Challenge -> Search the data below for "administration"; list each line that holds it.

Task data ->
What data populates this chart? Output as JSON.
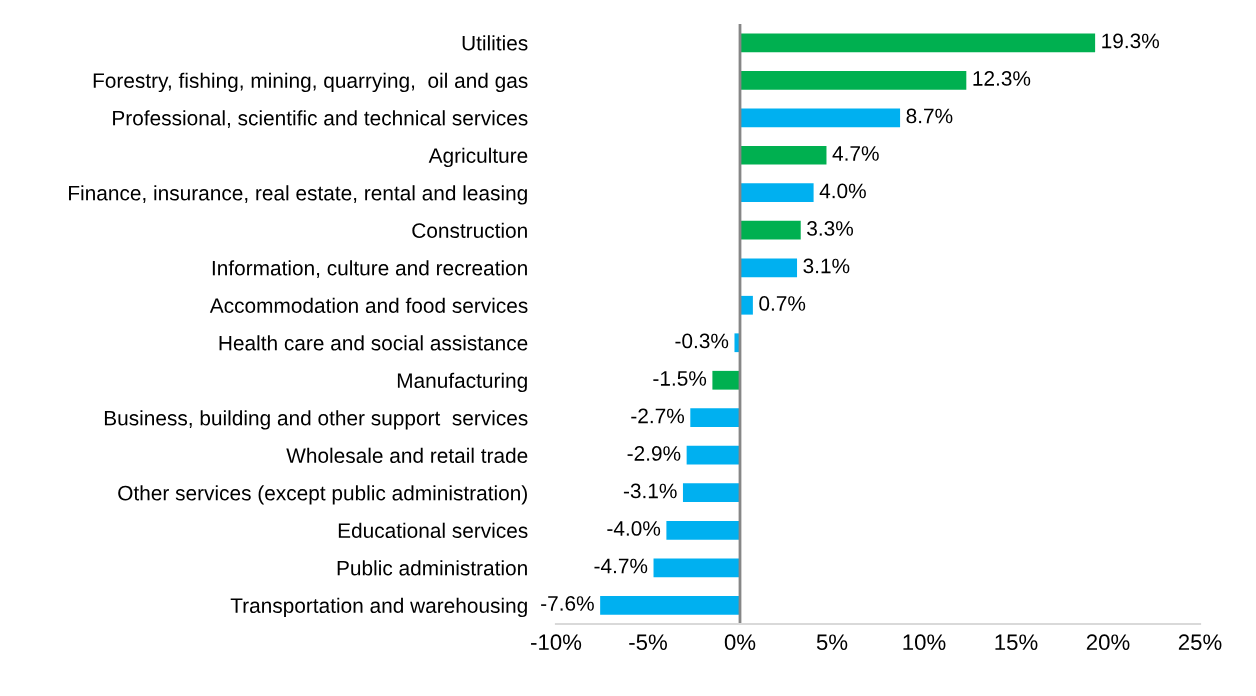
{
  "chart_data": {
    "type": "bar",
    "orientation": "horizontal",
    "categories": [
      "Utilities",
      "Forestry, fishing, mining, quarrying,  oil and gas",
      "Professional, scientific and technical services",
      "Agriculture",
      "Finance, insurance, real estate, rental and leasing",
      "Construction",
      "Information, culture and recreation",
      "Accommodation and food services",
      "Health care and social assistance",
      "Manufacturing",
      "Business, building and other support  services",
      "Wholesale and retail trade",
      "Other services (except public administration)",
      "Educational services",
      "Public administration",
      "Transportation and warehousing"
    ],
    "values": [
      19.3,
      12.3,
      8.7,
      4.7,
      4.0,
      3.3,
      3.1,
      0.7,
      -0.3,
      -1.5,
      -2.7,
      -2.9,
      -3.1,
      -4.0,
      -4.7,
      -7.6
    ],
    "colors": [
      "#00b050",
      "#00b050",
      "#00b0f0",
      "#00b050",
      "#00b0f0",
      "#00b050",
      "#00b0f0",
      "#00b0f0",
      "#00b0f0",
      "#00b050",
      "#00b0f0",
      "#00b0f0",
      "#00b0f0",
      "#00b0f0",
      "#00b0f0",
      "#00b0f0"
    ],
    "value_labels": [
      "19.3%",
      "12.3%",
      "8.7%",
      "4.7%",
      "4.0%",
      "3.3%",
      "3.1%",
      "0.7%",
      "-0.3%",
      "-1.5%",
      "-2.7%",
      "-2.9%",
      "-3.1%",
      "-4.0%",
      "-4.7%",
      "-7.6%"
    ],
    "xlim": [
      -10,
      25
    ],
    "xticks": [
      {
        "value": -10,
        "label": "-10%"
      },
      {
        "value": -5,
        "label": "-5%"
      },
      {
        "value": 0,
        "label": "0%"
      },
      {
        "value": 5,
        "label": "5%"
      },
      {
        "value": 10,
        "label": "10%"
      },
      {
        "value": 15,
        "label": "15%"
      },
      {
        "value": 20,
        "label": "20%"
      },
      {
        "value": 25,
        "label": "25%"
      }
    ],
    "ref_lines": [
      {
        "axis": "x",
        "value": 0,
        "color": "#868686"
      }
    ],
    "grid": false,
    "legend": false
  }
}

Expected output ->
      "Other services (except public administration)",
      "Public administration",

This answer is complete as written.